INSTRUCTIONS TO FOLLOW -
A line counts if it contains the word "kacang" at least once. State how many such lines the records contain, giving the number alone.

DATA TO USE -
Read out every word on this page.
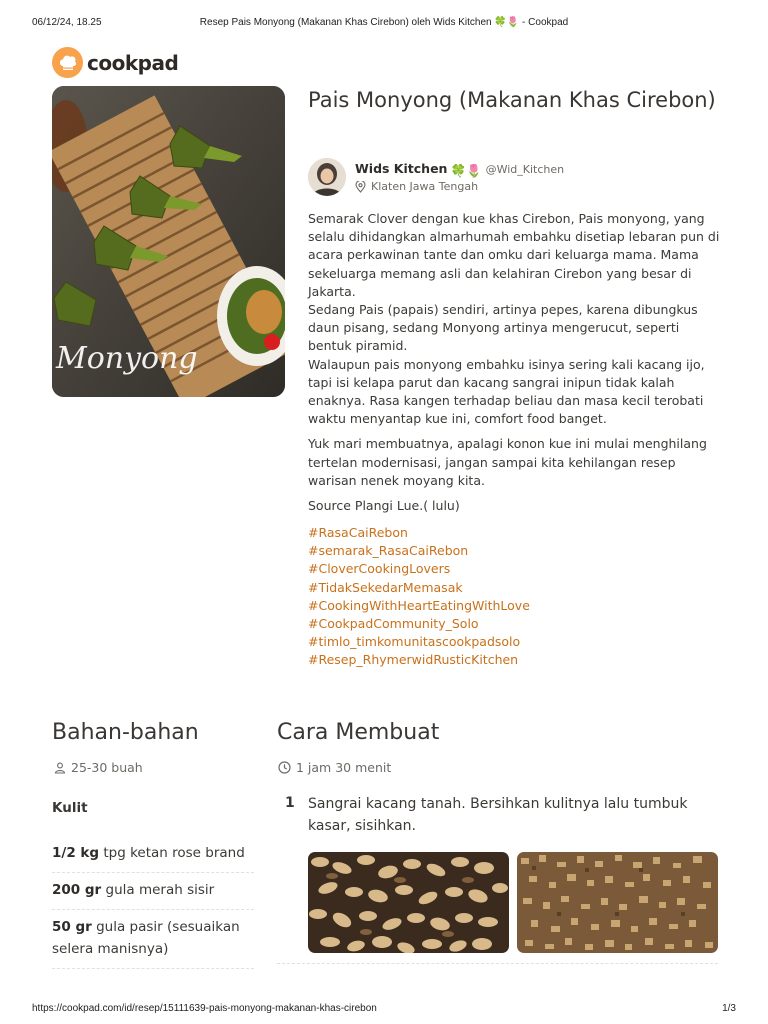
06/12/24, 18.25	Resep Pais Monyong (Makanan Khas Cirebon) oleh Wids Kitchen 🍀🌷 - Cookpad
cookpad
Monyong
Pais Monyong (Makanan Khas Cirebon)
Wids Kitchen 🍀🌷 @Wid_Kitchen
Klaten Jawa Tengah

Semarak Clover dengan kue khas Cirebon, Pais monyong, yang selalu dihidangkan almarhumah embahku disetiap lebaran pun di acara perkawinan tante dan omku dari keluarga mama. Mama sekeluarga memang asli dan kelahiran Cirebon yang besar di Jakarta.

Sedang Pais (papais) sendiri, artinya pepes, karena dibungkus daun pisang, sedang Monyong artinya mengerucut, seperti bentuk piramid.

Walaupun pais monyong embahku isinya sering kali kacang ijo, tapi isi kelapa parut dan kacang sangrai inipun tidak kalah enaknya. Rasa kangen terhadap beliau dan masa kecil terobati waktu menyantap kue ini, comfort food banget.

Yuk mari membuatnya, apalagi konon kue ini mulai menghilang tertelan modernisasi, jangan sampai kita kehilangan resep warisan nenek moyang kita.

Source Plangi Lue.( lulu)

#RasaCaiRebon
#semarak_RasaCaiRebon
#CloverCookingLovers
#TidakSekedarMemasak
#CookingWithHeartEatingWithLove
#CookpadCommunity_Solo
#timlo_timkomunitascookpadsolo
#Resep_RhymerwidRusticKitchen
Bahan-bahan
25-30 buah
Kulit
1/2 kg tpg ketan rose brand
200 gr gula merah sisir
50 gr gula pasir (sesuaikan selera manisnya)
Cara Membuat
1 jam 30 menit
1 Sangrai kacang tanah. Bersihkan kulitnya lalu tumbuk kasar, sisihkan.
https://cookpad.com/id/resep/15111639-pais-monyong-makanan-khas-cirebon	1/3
---
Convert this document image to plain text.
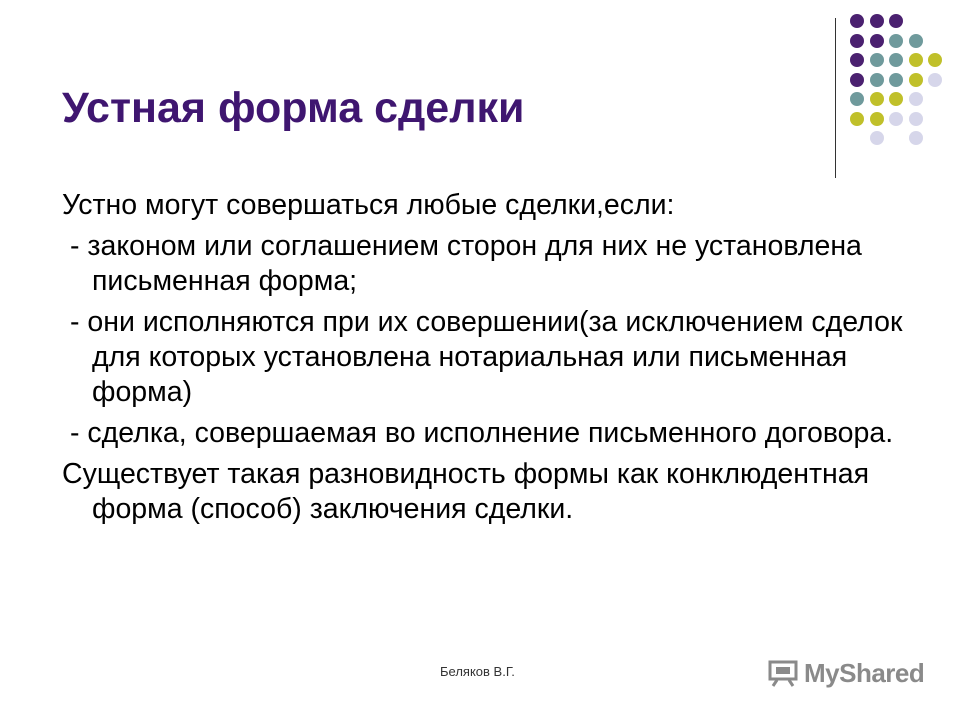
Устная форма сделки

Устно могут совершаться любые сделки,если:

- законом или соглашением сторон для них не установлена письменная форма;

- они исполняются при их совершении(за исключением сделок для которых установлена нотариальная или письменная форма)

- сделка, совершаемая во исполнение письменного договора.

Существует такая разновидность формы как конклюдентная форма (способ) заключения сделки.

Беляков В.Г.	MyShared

FINAL ANSWER -
2